■ Records shown:
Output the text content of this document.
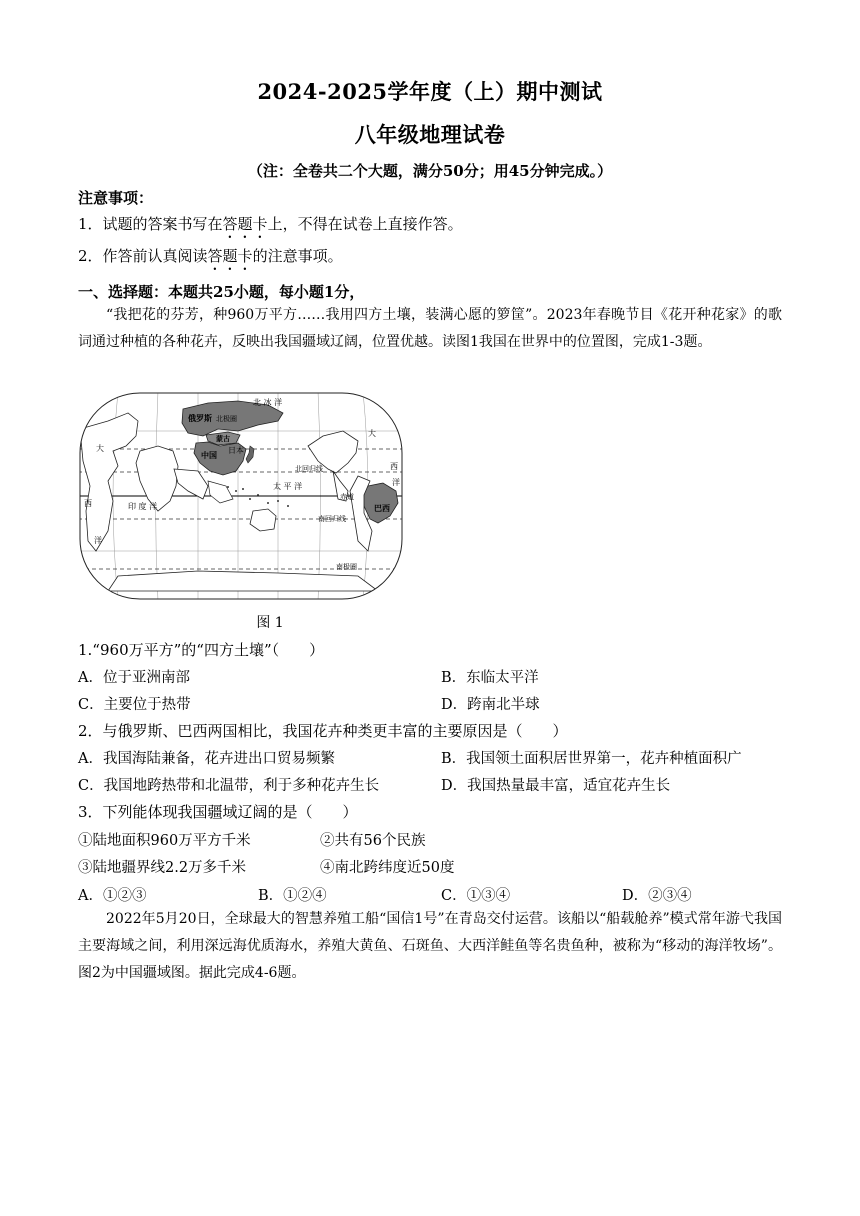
2024-2025学年度（上）期中测试
八年级地理试卷
（注：全卷共二个大题，满分50分；用45分钟完成。）
注意事项：
1．试题的答案书写在答题卡上，不得在试卷上直接作答。
2．作答前认真阅读答题卡的注意事项。
一、选择题：本题共25小题，每小题1分，
“我把花的芬芳，种960万平方……我用四方土壤，装满心愿的箩筐”。2023年春晚节目《花开种花家》的歌词通过种植的各种花卉，反映出我国疆域辽阔，位置优越。读图1我国在世界中的位置图，完成1-3题。
北 冰 洋
俄罗斯 北极圈
蒙古
中国
日本
北回归线
太 平 洋
赤道
印 度 洋	巴西
南回归线
南极圈
大
西
洋
大
西
洋
图 1
1.“960万平方”的“四方土壤”（　　）
A．位于亚洲南部	B．东临太平洋
C．主要位于热带	D．跨南北半球
2．与俄罗斯、巴西两国相比，我国花卉种类更丰富的主要原因是（　　）
A．我国海陆兼备，花卉进出口贸易频繁	B．我国领土面积居世界第一，花卉种植面积广
C．我国地跨热带和北温带，利于多种花卉生长	D．我国热量最丰富，适宜花卉生长
3．下列能体现我国疆域辽阔的是（　　）
①陆地面积960万平方千米	②共有56个民族
③陆地疆界线2.2万多千米	④南北跨纬度近50度
A．①②③	B．①②④	C．①③④	D．②③④
2022年5月20日，全球最大的智慧养殖工船“国信1号”在青岛交付运营。该船以“船载舱养”模式常年游弋我国主要海域之间，利用深远海优质海水，养殖大黄鱼、石斑鱼、大西洋鲑鱼等名贵鱼种，被称为“移动的海洋牧场”。图2为中国疆域图。据此完成4-6题。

■ Requirements: Exclude every picture and copy the remaining data exactly.

■ Correct response:
Output the text content of this document.
2024-2025学年度（上）期中测试
八年级地理试卷
（注：全卷共二个大题，满分50分；用45分钟完成。）
注意事项：
1．试题的答案书写在答题卡上，不得在试卷上直接作答。
2．作答前认真阅读答题卡的注意事项。
一、选择题：本题共25小题，每小题1分，
“我把花的芬芳，种960万平方……我用四方土壤，装满心愿的箩筐”。2023年春晚节目《花开种花家》的歌词通过种植的各种花卉，反映出我国疆域辽阔，位置优越。读图1我国在世界中的位置图，完成1-3题。
北 冰 洋
俄罗斯 北极圈
蒙古
中国
日本
北回归线
太 平 洋
赤道
印 度 洋	巴西
南回归线
南极圈
大
西
洋
大
西
洋
图 1
1.“960万平方”的“四方土壤”（　　）
A．位于亚洲南部	B．东临太平洋
C．主要位于热带	D．跨南北半球
2．与俄罗斯、巴西两国相比，我国花卉种类更丰富的主要原因是（　　）
A．我国海陆兼备，花卉进出口贸易频繁	B．我国领土面积居世界第一，花卉种植面积广
C．我国地跨热带和北温带，利于多种花卉生长	D．我国热量最丰富，适宜花卉生长
3．下列能体现我国疆域辽阔的是（　　）
①陆地面积960万平方千米	②共有56个民族
③陆地疆界线2.2万多千米	④南北跨纬度近50度
A．①②③	B．①②④	C．①③④	D．②③④
2022年5月20日，全球最大的智慧养殖工船“国信1号”在青岛交付运营。该船以“船载舱养”模式常年游弋我国主要海域之间，利用深远海优质海水，养殖大黄鱼、石斑鱼、大西洋鲑鱼等名贵鱼种，被称为“移动的海洋牧场”。图2为中国疆域图。据此完成4-6题。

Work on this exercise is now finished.